— BEGIN The input —

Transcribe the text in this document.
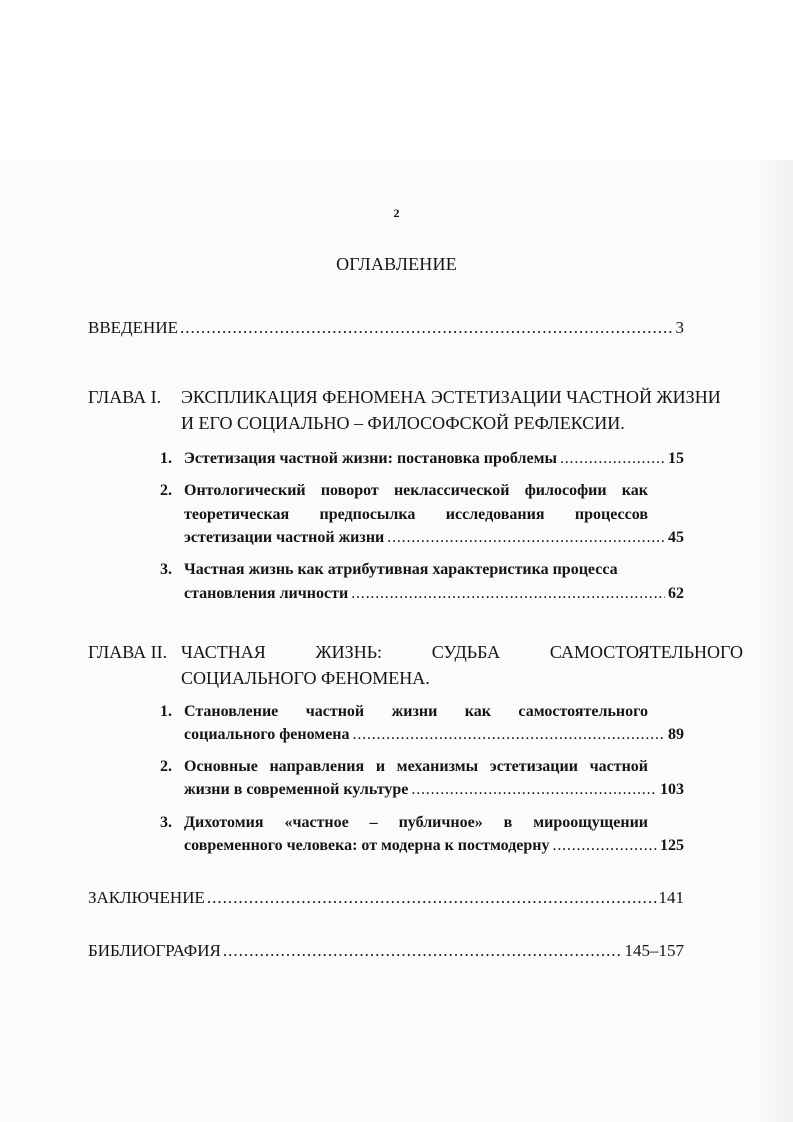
2
ОГЛАВЛЕНИЕ
ВВЕДЕНИЕ .....	3
ГЛАВА I. ЭКСПЛИКАЦИЯ ФЕНОМЕНА ЭСТЕТИЗАЦИИ ЧАСТНОЙ ЖИЗНИ
И ЕГО СОЦИАЛЬНО – ФИЛОСОФСКОЙ РЕФЛЕКСИИ.
1. Эстетизация частной жизни: постановка проблемы .....	15
2. Онтологический поворот неклассической философии как
теоретическая предпосылка исследования процессов
эстетизации частной жизни .....	45
3. Частная жизнь как атрибутивная характеристика процесса
становления личности .....	62
ГЛАВА II. ЧАСТНАЯ ЖИЗНЬ: СУДЬБА САМОСТОЯТЕЛЬНОГО
СОЦИАЛЬНОГО ФЕНОМЕНА.
1. Становление частной жизни как самостоятельного
социального феномена .....	89
2. Основные направления и механизмы эстетизации частной
жизни в современной культуре .....	103
3. Дихотомия «частное – публичное» в мироощущении
современного человека: от модерна к постмодерну .....	125
ЗАКЛЮЧЕНИЕ .....	141
БИБЛИОГРАФИЯ .....	145–157
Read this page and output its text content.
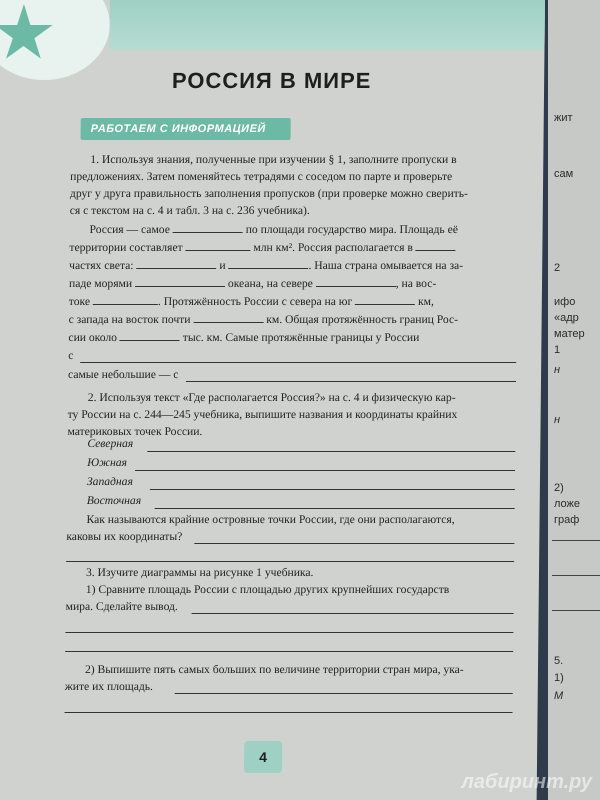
РОССИЯ В МИРЕ
РАБОТАЕМ С ИНФОРМАЦИЕЙ
1. Используя знания, полученные при изучении § 1, заполните пропуски в
предложениях. Затем поменяйтесь тетрадями с соседом по парте и проверьте
друг у друга правильность заполнения пропусков (при проверке можно сверить-
ся с текстом на с. 4 и табл. 3 на с. 236 учебника).
Россия — самое	по площади государство мира. Площадь её
территории составляет	млн км². Россия располагается в
частях света:	и	. Наша страна омывается на за-
паде морями	океана, на севере	, на вос-
токе	. Протяжённость России с севера на юг	км,
с запада на восток почти	км. Общая протяжённость границ Рос-
сии около	тыс. км. Самые протяжённые границы у России
с
самые небольшие — с
2. Используя текст «Где располагается Россия?» на с. 4 и физическую кар-
ту России на с. 244—245 учебника, выпишите названия и координаты крайних
материковых точек России.
Северная
Южная
Западная
Восточная
Как называются крайние островные точки России, где они располагаются,
каковы их координаты?
3. Изучите диаграммы на рисунке 1 учебника.
1) Сравните площадь России с площадью других крупнейших государств
мира. Сделайте вывод.
2) Выпишите пять самых больших по величине территории стран мира, ука-
жите их площадь.
4
жит
сам
2
ифо
«адр
матер
1
н
н
2)
ложе
граф
5.
1)
М
лабиринт.ру
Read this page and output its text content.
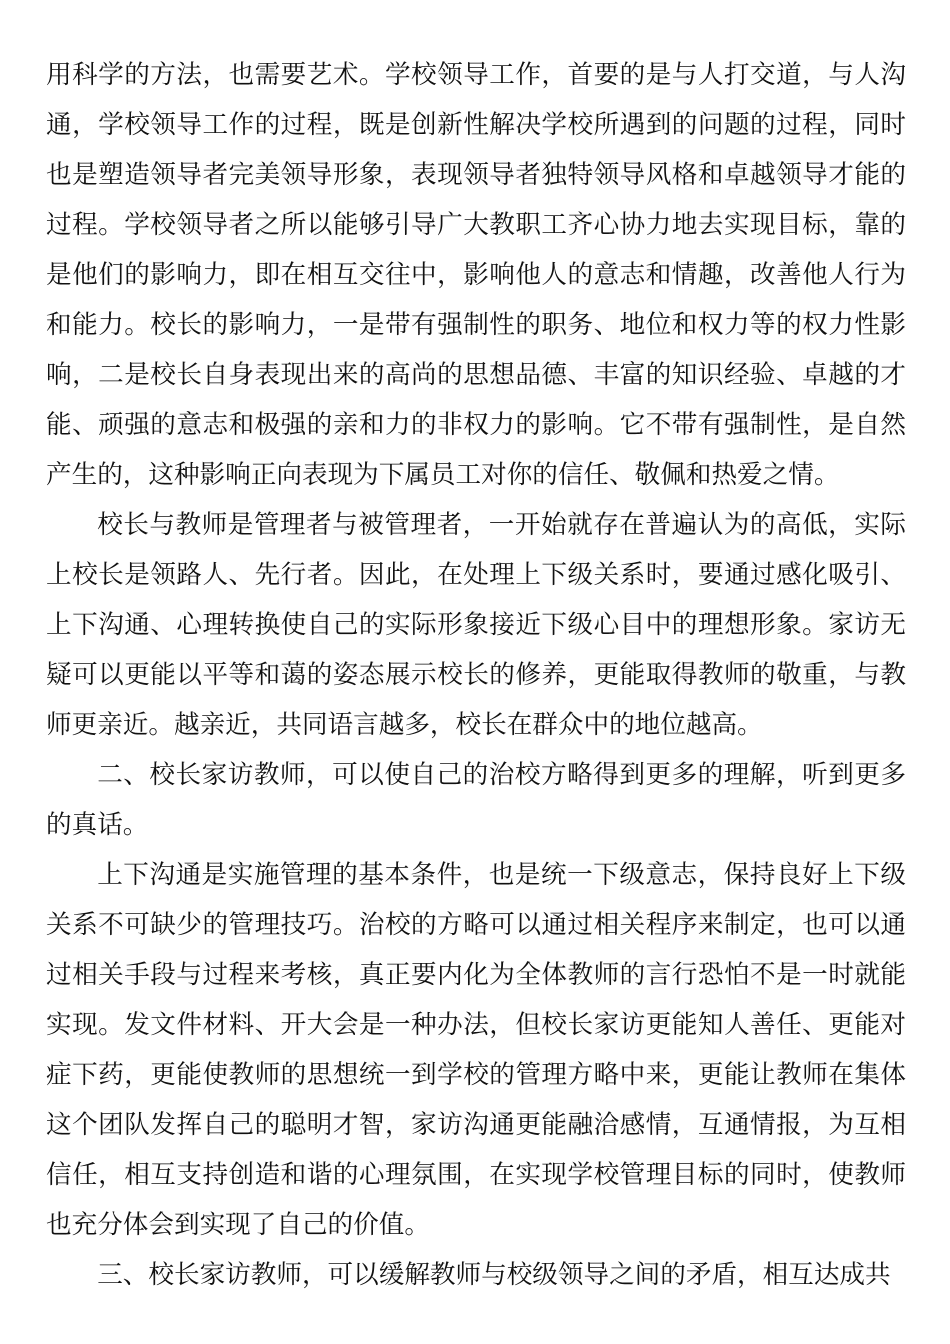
用科学的方法，也需要艺术。学校领导工作，首要的是与人打交道，与人沟通，学校领导工作的过程，既是创新性解决学校所遇到的问题的过程，同时也是塑造领导者完美领导形象，表现领导者独特领导风格和卓越领导才能的过程。学校领导者之所以能够引导广大教职工齐心协力地去实现目标，靠的是他们的影响力，即在相互交往中，影响他人的意志和情趣，改善他人行为和能力。校长的影响力，一是带有强制性的职务、地位和权力等的权力性影响，二是校长自身表现出来的高尚的思想品德、丰富的知识经验、卓越的才能、顽强的意志和极强的亲和力的非权力的影响。它不带有强制性，是自然产生的，这种影响正向表现为下属员工对你的信任、敬佩和热爱之情。

校长与教师是管理者与被管理者，一开始就存在普遍认为的高低，实际上校长是领路人、先行者。因此，在处理上下级关系时，要通过感化吸引、上下沟通、心理转换使自己的实际形象接近下级心目中的理想形象。家访无疑可以更能以平等和蔼的姿态展示校长的修养，更能取得教师的敬重，与教师更亲近。越亲近，共同语言越多，校长在群众中的地位越高。

二、校长家访教师，可以使自己的治校方略得到更多的理解，听到更多的真话。

上下沟通是实施管理的基本条件，也是统一下级意志，保持良好上下级关系不可缺少的管理技巧。治校的方略可以通过相关程序来制定，也可以通过相关手段与过程来考核，真正要内化为全体教师的言行恐怕不是一时就能实现。发文件材料、开大会是一种办法，但校长家访更能知人善任、更能对症下药，更能使教师的思想统一到学校的管理方略中来，更能让教师在集体这个团队发挥自己的聪明才智，家访沟通更能融洽感情，互通情报，为互相信任，相互支持创造和谐的心理氛围，在实现学校管理目标的同时，使教师也充分体会到实现了自己的价值。

三、校长家访教师，可以缓解教师与校级领导之间的矛盾，相互达成共
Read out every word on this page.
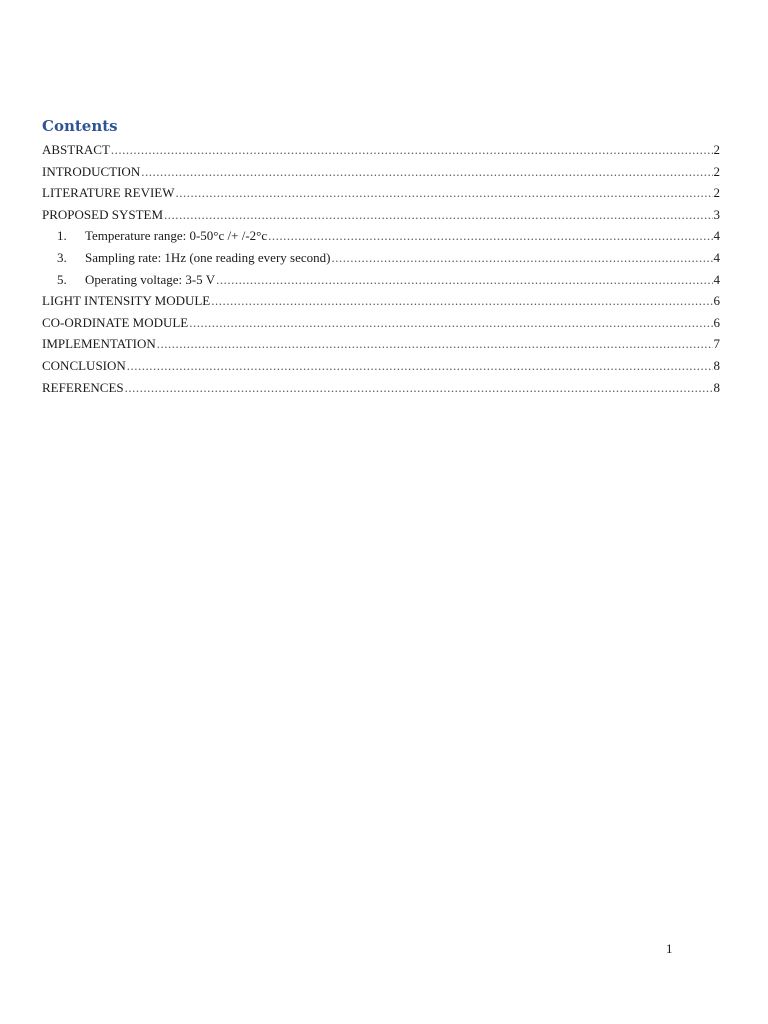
Contents
ABSTRACT .....	2
INTRODUCTION .....	2
LITERATURE REVIEW .....	2
PROPOSED SYSTEM .....	3
1.	Temperature range: 0-50°c /+ /-2°c .....	4
3.	Sampling rate: 1Hz (one reading every second) .....	4
5.	Operating voltage: 3-5 V .....	4
LIGHT INTENSITY MODULE .....	6
CO-ORDINATE MODULE .....	6
IMPLEMENTATION .....	7
CONCLUSION .....	8
REFERENCES .....	8
1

— END The input —

_Task brief_
Set the data above down again exactly as given, with no pictures.

_Final result_
Transcribe the text in this document.
2
ОГЛАВЛЕНИЕ
ВВЕДЕНИЕ .....	3
ГЛАВА I. ЭКСПЛИКАЦИЯ ФЕНОМЕНА ЭСТЕТИЗАЦИИ ЧАСТНОЙ ЖИЗНИ
И ЕГО СОЦИАЛЬНО – ФИЛОСОФСКОЙ РЕФЛЕКСИИ.
1. Эстетизация частной жизни: постановка проблемы .....	15
2. Онтологический поворот неклассической философии как
теоретическая предпосылка исследования процессов
эстетизации частной жизни .....	45
3. Частная жизнь как атрибутивная характеристика процесса
становления личности .....	62
ГЛАВА II. ЧАСТНАЯ ЖИЗНЬ: СУДЬБА САМОСТОЯТЕЛЬНОГО
СОЦИАЛЬНОГО ФЕНОМЕНА.
1. Становление частной жизни как самостоятельного
социального феномена .....	89
2. Основные направления и механизмы эстетизации частной
жизни в современной культуре .....	103
3. Дихотомия «частное – публичное» в мироощущении
современного человека: от модерна к постмодерну .....	125
ЗАКЛЮЧЕНИЕ .....	141
БИБЛИОГРАФИЯ .....	145–157
Read this page and output its text content.
РОССИЯ В МИРЕ
РАБОТАЕМ С ИНФОРМАЦИЕЙ
1. Используя знания, полученные при изучении § 1, заполните пропуски в
предложениях. Затем поменяйтесь тетрадями с соседом по парте и проверьте
друг у друга правильность заполнения пропусков (при проверке можно сверить-
ся с текстом на с. 4 и табл. 3 на с. 236 учебника).
Россия — самое	по площади государство мира. Площадь её
территории составляет	млн км². Россия располагается в
частях света:	и	. Наша страна омывается на за-
паде морями	океана, на севере	, на вос-
токе	. Протяжённость России с севера на юг	км,
с запада на восток почти	км. Общая протяжённость границ Рос-
сии около	тыс. км. Самые протяжённые границы у России
с
самые небольшие — с
2. Используя текст «Где располагается Россия?» на с. 4 и физическую кар-
ту России на с. 244—245 учебника, выпишите названия и координаты крайних
материковых точек России.
Северная
Южная
Западная
Восточная
Как называются крайние островные точки России, где они располагаются,
каковы их координаты?
3. Изучите диаграммы на рисунке 1 учебника.
1) Сравните площадь России с площадью других крупнейших государств
мира. Сделайте вывод.
2) Выпишите пять самых больших по величине территории стран мира, ука-
жите их площадь.
4
жит
сам
2
ифо
«адр
матер
1
н
н
2)
ложе
граф
5.
1)
М
лабиринт.ру
Read this page and output its text content.
用科学的方法，也需要艺术。学校领导工作，首要的是与人打交道，与人沟通，学校领导工作的过程，既是创新性解决学校所遇到的问题的过程，同时也是塑造领导者完美领导形象，表现领导者独特领导风格和卓越领导才能的过程。学校领导者之所以能够引导广大教职工齐心协力地去实现目标，靠的是他们的影响力，即在相互交往中，影响他人的意志和情趣，改善他人行为和能力。校长的影响力，一是带有强制性的职务、地位和权力等的权力性影响，二是校长自身表现出来的高尚的思想品德、丰富的知识经验、卓越的才能、顽强的意志和极强的亲和力的非权力的影响。它不带有强制性，是自然产生的，这种影响正向表现为下属员工对你的信任、敬佩和热爱之情。

校长与教师是管理者与被管理者，一开始就存在普遍认为的高低，实际上校长是领路人、先行者。因此，在处理上下级关系时，要通过感化吸引、上下沟通、心理转换使自己的实际形象接近下级心目中的理想形象。家访无疑可以更能以平等和蔼的姿态展示校长的修养，更能取得教师的敬重，与教师更亲近。越亲近，共同语言越多，校长在群众中的地位越高。

二、校长家访教师，可以使自己的治校方略得到更多的理解，听到更多的真话。

上下沟通是实施管理的基本条件，也是统一下级意志，保持良好上下级关系不可缺少的管理技巧。治校的方略可以通过相关程序来制定，也可以通过相关手段与过程来考核，真正要内化为全体教师的言行恐怕不是一时就能实现。发文件材料、开大会是一种办法，但校长家访更能知人善任、更能对症下药，更能使教师的思想统一到学校的管理方略中来，更能让教师在集体这个团队发挥自己的聪明才智，家访沟通更能融洽感情，互通情报，为互相信任，相互支持创造和谐的心理氛围，在实现学校管理目标的同时，使教师也充分体会到实现了自己的价值。

三、校长家访教师，可以缓解教师与校级领导之间的矛盾，相互达成共
Read out every word on this page.
Contents
ABSTRACT .....	2
INTRODUCTION .....	2
LITERATURE REVIEW .....	2
PROPOSED SYSTEM .....	3
1.	Temperature range: 0-50°c /+ /-2°c .....	4
3.	Sampling rate: 1Hz (one reading every second) .....	4
5.	Operating voltage: 3-5 V .....	4
LIGHT INTENSITY MODULE .....	6
CO-ORDINATE MODULE .....	6
IMPLEMENTATION .....	7
CONCLUSION .....	8
REFERENCES .....	8
1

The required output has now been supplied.